> **Aim**: Write out the entries below once more, exactly, with the pictures left out.

> **Supplied material**:

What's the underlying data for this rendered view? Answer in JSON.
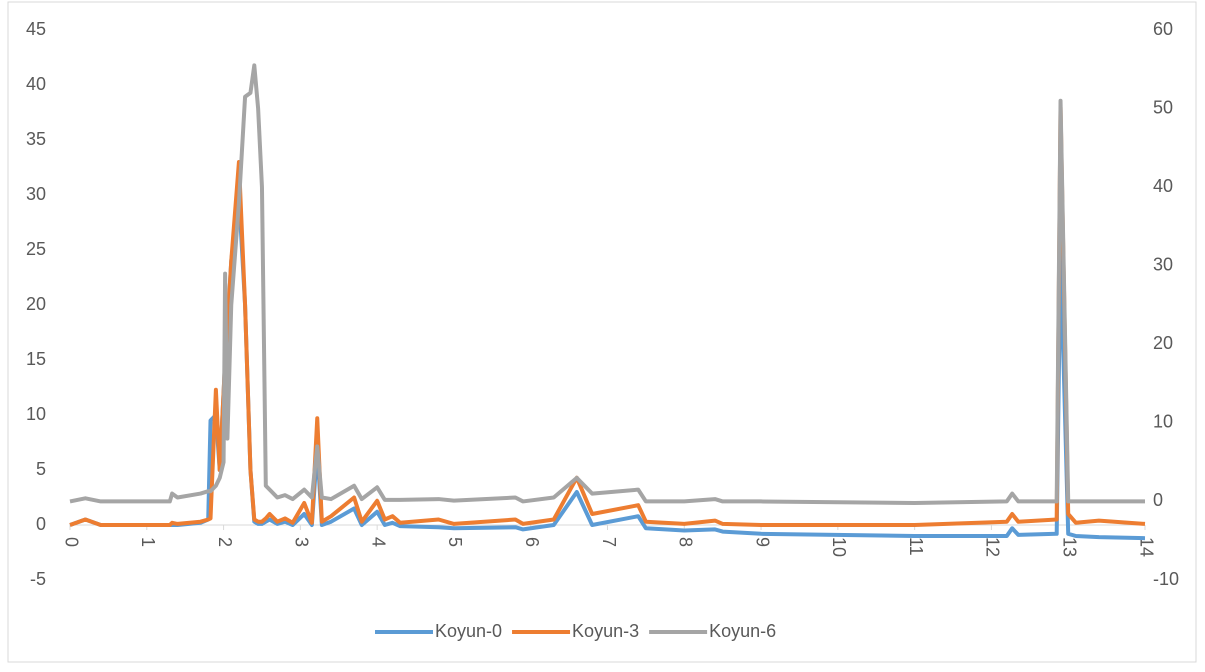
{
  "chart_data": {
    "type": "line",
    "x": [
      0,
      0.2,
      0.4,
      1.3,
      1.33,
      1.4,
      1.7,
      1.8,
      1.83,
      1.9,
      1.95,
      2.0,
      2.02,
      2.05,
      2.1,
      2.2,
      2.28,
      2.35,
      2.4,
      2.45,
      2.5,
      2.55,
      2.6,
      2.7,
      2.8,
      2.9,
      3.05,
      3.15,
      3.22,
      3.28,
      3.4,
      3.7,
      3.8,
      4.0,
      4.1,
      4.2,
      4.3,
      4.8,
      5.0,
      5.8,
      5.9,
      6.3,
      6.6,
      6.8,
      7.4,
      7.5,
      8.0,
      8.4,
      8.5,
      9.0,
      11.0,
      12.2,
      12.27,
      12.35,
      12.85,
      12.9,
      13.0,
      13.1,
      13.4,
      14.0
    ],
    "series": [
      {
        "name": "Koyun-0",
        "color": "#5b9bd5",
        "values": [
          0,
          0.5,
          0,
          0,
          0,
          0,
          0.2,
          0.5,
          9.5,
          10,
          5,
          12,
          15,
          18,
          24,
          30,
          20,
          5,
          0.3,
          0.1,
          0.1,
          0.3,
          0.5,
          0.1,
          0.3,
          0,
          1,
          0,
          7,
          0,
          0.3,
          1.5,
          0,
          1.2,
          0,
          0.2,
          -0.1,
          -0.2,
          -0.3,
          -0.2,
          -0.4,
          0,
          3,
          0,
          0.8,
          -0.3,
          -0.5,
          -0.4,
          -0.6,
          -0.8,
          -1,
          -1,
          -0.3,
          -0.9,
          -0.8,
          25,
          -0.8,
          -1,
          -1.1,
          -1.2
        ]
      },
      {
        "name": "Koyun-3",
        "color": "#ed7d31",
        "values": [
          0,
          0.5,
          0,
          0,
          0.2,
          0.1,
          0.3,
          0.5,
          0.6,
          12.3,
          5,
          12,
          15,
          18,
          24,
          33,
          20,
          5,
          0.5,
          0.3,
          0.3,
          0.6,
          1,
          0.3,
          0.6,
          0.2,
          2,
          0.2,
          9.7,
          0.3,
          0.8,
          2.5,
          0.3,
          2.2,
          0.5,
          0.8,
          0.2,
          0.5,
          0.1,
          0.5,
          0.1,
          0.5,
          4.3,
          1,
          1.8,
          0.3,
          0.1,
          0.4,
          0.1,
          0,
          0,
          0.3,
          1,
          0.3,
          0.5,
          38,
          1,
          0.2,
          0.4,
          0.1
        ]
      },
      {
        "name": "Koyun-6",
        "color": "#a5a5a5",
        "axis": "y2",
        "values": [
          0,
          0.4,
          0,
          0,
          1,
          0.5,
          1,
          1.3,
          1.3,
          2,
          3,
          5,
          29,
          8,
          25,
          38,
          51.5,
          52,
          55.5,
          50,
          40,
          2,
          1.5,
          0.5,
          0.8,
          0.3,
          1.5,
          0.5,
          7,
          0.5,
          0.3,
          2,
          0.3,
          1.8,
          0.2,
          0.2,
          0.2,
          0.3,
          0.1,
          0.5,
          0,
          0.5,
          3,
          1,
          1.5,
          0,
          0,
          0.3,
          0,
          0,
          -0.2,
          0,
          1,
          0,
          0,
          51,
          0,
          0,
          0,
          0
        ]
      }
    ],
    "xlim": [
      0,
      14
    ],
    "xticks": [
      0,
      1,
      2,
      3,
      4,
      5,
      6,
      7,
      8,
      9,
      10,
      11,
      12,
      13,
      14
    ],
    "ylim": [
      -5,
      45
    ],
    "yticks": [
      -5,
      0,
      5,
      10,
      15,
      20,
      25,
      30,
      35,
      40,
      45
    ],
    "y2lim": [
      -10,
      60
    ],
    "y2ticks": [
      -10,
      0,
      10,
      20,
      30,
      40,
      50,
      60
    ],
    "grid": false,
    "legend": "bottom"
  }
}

> **Output for this task**:
What's the underlying data for this rendered view? Answer in JSON.
{
  "chart_data": {
    "type": "line",
    "x": [
      0,
      0.2,
      0.4,
      1.3,
      1.33,
      1.4,
      1.7,
      1.8,
      1.83,
      1.9,
      1.95,
      2.0,
      2.02,
      2.05,
      2.1,
      2.2,
      2.28,
      2.35,
      2.4,
      2.45,
      2.5,
      2.55,
      2.6,
      2.7,
      2.8,
      2.9,
      3.05,
      3.15,
      3.22,
      3.28,
      3.4,
      3.7,
      3.8,
      4.0,
      4.1,
      4.2,
      4.3,
      4.8,
      5.0,
      5.8,
      5.9,
      6.3,
      6.6,
      6.8,
      7.4,
      7.5,
      8.0,
      8.4,
      8.5,
      9.0,
      11.0,
      12.2,
      12.27,
      12.35,
      12.85,
      12.9,
      13.0,
      13.1,
      13.4,
      14.0
    ],
    "series": [
      {
        "name": "Koyun-0",
        "color": "#5b9bd5",
        "values": [
          0,
          0.5,
          0,
          0,
          0,
          0,
          0.2,
          0.5,
          9.5,
          10,
          5,
          12,
          15,
          18,
          24,
          30,
          20,
          5,
          0.3,
          0.1,
          0.1,
          0.3,
          0.5,
          0.1,
          0.3,
          0,
          1,
          0,
          7,
          0,
          0.3,
          1.5,
          0,
          1.2,
          0,
          0.2,
          -0.1,
          -0.2,
          -0.3,
          -0.2,
          -0.4,
          0,
          3,
          0,
          0.8,
          -0.3,
          -0.5,
          -0.4,
          -0.6,
          -0.8,
          -1,
          -1,
          -0.3,
          -0.9,
          -0.8,
          25,
          -0.8,
          -1,
          -1.1,
          -1.2
        ]
      },
      {
        "name": "Koyun-3",
        "color": "#ed7d31",
        "values": [
          0,
          0.5,
          0,
          0,
          0.2,
          0.1,
          0.3,
          0.5,
          0.6,
          12.3,
          5,
          12,
          15,
          18,
          24,
          33,
          20,
          5,
          0.5,
          0.3,
          0.3,
          0.6,
          1,
          0.3,
          0.6,
          0.2,
          2,
          0.2,
          9.7,
          0.3,
          0.8,
          2.5,
          0.3,
          2.2,
          0.5,
          0.8,
          0.2,
          0.5,
          0.1,
          0.5,
          0.1,
          0.5,
          4.3,
          1,
          1.8,
          0.3,
          0.1,
          0.4,
          0.1,
          0,
          0,
          0.3,
          1,
          0.3,
          0.5,
          38,
          1,
          0.2,
          0.4,
          0.1
        ]
      },
      {
        "name": "Koyun-6",
        "color": "#a5a5a5",
        "axis": "y2",
        "values": [
          0,
          0.4,
          0,
          0,
          1,
          0.5,
          1,
          1.3,
          1.3,
          2,
          3,
          5,
          29,
          8,
          25,
          38,
          51.5,
          52,
          55.5,
          50,
          40,
          2,
          1.5,
          0.5,
          0.8,
          0.3,
          1.5,
          0.5,
          7,
          0.5,
          0.3,
          2,
          0.3,
          1.8,
          0.2,
          0.2,
          0.2,
          0.3,
          0.1,
          0.5,
          0,
          0.5,
          3,
          1,
          1.5,
          0,
          0,
          0.3,
          0,
          0,
          -0.2,
          0,
          1,
          0,
          0,
          51,
          0,
          0,
          0,
          0
        ]
      }
    ],
    "xlim": [
      0,
      14
    ],
    "xticks": [
      0,
      1,
      2,
      3,
      4,
      5,
      6,
      7,
      8,
      9,
      10,
      11,
      12,
      13,
      14
    ],
    "ylim": [
      -5,
      45
    ],
    "yticks": [
      -5,
      0,
      5,
      10,
      15,
      20,
      25,
      30,
      35,
      40,
      45
    ],
    "y2lim": [
      -10,
      60
    ],
    "y2ticks": [
      -10,
      0,
      10,
      20,
      30,
      40,
      50,
      60
    ],
    "grid": false,
    "legend": "bottom"
  }
}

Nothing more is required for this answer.